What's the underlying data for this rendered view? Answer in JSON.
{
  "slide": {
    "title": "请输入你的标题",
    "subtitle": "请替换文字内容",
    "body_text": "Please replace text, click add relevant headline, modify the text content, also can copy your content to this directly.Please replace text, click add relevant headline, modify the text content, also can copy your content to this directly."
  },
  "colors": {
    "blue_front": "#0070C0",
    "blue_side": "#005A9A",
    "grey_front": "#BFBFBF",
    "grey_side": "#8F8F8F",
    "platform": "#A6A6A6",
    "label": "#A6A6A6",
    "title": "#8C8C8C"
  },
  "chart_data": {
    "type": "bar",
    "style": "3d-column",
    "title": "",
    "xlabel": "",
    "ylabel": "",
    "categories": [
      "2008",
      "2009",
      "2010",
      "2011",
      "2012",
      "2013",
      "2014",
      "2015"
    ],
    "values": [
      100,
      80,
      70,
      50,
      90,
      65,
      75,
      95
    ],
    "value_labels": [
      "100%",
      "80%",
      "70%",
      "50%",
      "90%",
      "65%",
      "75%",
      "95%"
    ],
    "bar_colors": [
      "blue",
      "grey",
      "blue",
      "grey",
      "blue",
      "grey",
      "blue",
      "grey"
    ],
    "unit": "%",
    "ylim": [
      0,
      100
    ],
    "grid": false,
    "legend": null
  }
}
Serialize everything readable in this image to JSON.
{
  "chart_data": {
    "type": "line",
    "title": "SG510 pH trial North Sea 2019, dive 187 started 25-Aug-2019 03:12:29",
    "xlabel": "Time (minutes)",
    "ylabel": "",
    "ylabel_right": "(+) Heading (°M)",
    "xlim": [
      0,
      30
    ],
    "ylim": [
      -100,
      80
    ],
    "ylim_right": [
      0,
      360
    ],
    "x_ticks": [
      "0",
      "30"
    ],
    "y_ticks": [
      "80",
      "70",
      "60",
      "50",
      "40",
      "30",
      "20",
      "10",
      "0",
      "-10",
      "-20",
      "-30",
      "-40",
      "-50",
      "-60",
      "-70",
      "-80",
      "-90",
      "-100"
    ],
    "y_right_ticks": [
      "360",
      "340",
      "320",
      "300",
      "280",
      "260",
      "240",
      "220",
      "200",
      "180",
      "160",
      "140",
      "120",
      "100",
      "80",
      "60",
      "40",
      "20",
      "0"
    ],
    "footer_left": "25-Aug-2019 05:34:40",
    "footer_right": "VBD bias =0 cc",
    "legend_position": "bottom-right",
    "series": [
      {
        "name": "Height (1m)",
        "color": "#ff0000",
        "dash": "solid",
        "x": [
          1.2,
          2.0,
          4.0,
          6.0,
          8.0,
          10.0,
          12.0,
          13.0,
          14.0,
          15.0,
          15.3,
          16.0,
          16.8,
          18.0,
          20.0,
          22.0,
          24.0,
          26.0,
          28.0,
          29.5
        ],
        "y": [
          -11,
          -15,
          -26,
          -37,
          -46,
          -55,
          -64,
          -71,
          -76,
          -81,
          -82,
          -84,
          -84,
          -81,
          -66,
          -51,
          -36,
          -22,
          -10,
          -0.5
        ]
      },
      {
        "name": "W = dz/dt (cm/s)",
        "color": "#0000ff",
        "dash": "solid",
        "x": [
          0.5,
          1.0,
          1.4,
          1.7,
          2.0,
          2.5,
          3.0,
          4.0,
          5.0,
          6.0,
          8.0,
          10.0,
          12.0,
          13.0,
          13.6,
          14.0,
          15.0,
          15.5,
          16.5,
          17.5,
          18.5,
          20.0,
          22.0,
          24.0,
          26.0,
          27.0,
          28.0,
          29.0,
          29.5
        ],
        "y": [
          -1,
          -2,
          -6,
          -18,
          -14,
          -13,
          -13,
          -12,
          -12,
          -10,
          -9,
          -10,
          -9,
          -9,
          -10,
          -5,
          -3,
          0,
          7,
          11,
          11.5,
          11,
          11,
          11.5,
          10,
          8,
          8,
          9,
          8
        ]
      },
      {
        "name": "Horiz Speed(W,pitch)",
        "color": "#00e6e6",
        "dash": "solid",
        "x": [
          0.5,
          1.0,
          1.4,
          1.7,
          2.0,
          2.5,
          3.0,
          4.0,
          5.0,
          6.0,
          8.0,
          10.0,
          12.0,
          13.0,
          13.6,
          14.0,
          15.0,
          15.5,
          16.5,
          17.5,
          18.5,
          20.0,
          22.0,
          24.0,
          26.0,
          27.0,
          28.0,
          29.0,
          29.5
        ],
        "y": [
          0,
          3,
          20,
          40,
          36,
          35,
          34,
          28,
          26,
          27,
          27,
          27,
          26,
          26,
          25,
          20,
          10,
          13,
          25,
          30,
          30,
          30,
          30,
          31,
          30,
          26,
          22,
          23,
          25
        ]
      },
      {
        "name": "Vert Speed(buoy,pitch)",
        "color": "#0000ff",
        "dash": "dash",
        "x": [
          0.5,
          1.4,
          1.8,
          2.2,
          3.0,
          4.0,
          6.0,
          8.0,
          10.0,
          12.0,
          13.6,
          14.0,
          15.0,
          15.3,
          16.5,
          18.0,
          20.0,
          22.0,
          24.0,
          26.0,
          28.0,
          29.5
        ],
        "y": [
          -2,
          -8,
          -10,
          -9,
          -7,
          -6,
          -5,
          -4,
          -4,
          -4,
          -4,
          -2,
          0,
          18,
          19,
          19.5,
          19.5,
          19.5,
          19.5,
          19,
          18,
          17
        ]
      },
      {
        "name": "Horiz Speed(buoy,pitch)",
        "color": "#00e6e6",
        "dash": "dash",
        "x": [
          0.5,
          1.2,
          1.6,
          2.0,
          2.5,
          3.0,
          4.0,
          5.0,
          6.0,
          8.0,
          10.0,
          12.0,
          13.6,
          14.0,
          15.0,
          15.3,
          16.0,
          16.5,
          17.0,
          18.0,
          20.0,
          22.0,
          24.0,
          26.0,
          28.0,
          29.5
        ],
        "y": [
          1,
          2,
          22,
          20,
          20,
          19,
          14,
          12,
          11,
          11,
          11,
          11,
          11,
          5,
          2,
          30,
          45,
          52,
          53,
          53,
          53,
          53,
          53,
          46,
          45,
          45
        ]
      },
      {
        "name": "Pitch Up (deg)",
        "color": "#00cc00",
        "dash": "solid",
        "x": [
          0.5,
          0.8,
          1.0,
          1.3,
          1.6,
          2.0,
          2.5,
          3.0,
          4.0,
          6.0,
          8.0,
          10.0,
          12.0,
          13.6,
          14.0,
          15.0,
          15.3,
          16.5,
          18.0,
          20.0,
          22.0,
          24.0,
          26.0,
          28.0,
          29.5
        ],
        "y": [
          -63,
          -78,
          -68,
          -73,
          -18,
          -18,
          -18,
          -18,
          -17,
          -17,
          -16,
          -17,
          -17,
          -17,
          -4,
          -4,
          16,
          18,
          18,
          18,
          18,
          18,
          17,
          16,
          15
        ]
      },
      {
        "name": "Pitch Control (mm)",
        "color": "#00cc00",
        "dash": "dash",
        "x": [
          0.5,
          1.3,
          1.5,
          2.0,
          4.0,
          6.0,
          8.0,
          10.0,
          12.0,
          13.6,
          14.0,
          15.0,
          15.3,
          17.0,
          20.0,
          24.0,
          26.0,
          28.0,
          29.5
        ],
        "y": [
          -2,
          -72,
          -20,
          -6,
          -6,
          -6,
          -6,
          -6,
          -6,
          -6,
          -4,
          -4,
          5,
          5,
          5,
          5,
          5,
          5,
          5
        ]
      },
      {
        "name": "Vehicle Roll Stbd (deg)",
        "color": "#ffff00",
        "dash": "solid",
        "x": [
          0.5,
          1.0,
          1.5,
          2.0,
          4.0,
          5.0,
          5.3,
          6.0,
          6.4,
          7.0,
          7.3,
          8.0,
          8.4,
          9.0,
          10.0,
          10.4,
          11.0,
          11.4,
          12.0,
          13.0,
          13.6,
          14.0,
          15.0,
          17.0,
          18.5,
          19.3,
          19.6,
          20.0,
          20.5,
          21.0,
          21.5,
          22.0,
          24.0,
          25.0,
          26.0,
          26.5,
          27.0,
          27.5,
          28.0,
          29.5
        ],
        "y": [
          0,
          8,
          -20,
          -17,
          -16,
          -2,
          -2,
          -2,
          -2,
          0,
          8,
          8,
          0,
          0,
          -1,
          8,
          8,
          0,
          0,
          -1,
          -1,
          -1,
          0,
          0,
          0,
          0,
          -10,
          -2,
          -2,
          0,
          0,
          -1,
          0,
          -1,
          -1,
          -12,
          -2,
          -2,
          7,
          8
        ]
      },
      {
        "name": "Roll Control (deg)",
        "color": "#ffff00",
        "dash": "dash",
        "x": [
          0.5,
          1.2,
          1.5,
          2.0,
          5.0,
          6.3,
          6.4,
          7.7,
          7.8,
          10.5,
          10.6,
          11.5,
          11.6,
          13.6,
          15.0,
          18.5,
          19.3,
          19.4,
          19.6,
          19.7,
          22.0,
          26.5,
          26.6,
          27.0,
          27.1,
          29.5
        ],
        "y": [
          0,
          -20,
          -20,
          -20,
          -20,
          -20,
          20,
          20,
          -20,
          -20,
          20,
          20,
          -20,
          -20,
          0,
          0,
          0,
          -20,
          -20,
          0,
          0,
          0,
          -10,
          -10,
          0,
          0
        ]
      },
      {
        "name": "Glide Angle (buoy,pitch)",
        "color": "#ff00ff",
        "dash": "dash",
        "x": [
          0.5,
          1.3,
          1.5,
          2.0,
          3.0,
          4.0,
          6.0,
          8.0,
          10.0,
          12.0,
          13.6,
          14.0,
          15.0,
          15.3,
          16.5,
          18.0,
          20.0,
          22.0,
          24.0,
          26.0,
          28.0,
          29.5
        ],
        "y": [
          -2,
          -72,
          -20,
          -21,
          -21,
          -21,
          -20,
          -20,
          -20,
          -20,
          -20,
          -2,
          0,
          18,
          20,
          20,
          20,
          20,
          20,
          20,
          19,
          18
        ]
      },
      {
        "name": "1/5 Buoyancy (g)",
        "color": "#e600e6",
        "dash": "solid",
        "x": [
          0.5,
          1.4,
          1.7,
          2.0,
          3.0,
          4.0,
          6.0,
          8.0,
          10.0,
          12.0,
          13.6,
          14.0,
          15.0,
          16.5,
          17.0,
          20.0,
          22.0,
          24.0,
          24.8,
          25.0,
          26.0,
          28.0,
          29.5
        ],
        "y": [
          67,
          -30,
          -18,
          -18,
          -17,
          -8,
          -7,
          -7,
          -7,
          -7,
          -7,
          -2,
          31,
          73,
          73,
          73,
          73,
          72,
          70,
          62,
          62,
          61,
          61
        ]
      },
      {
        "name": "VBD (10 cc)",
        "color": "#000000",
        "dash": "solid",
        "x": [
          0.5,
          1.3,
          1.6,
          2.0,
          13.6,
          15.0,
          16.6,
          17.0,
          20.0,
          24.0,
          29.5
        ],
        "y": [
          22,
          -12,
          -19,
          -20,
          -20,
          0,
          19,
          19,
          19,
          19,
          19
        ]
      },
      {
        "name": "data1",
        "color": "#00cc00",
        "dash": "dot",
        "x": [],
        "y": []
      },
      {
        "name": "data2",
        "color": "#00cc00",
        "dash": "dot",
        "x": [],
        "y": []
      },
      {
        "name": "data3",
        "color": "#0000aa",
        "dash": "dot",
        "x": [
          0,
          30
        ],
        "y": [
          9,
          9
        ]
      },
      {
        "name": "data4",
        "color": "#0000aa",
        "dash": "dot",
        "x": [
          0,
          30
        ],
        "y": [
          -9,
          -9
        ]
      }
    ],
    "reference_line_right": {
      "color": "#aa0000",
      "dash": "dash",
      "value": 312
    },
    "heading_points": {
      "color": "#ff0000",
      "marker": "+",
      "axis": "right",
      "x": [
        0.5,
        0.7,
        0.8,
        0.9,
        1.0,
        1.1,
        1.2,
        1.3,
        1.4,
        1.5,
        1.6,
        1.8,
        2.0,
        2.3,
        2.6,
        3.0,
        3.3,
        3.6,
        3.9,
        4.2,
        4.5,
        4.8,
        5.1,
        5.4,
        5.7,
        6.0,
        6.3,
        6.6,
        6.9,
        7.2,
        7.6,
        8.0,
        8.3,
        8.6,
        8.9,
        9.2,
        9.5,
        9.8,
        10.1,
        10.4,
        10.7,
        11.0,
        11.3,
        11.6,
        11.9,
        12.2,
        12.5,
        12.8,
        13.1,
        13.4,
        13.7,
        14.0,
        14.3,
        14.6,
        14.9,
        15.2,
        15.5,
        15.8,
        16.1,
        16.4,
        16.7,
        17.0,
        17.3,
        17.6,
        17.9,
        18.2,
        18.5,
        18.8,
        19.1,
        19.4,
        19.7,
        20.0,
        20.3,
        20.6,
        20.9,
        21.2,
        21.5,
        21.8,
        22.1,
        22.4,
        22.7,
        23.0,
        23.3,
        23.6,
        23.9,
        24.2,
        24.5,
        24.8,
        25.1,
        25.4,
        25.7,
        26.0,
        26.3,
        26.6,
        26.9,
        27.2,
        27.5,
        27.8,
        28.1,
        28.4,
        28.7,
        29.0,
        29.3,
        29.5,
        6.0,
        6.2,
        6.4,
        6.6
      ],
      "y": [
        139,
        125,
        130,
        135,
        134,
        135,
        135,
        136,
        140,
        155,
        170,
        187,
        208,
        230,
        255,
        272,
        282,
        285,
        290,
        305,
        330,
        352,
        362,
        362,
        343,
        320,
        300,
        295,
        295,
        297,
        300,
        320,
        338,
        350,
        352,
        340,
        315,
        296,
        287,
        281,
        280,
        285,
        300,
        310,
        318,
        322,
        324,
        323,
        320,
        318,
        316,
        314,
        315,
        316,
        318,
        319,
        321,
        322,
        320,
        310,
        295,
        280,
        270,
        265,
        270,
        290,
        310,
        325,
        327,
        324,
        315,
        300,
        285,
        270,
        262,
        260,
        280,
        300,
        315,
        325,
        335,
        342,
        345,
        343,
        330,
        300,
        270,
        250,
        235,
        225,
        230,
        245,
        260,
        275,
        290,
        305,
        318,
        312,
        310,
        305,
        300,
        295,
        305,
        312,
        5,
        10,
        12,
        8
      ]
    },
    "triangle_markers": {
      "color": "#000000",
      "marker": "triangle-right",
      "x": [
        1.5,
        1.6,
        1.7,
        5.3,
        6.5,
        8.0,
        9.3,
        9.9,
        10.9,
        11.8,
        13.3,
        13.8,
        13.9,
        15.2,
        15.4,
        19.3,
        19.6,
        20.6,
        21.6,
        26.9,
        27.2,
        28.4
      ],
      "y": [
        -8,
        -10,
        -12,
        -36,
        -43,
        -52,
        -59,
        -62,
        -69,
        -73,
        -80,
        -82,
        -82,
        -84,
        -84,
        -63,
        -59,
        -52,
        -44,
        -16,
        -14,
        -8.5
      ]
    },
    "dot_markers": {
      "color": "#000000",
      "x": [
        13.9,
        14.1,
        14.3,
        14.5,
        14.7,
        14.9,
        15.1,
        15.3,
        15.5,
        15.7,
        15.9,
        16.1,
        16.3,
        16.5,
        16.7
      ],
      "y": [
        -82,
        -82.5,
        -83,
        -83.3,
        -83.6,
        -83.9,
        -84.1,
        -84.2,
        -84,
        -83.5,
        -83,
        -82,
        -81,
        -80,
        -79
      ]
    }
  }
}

########

#### [WORK REQUIRED]
Go through the records above, find every line with the word "Speed", and list those lines.

#### [TASK RESULT]
        "name": "Horiz Speed(W,pitch)",
        "name": "Vert Speed(buoy,pitch)",
        "name": "Horiz Speed(buoy,pitch)",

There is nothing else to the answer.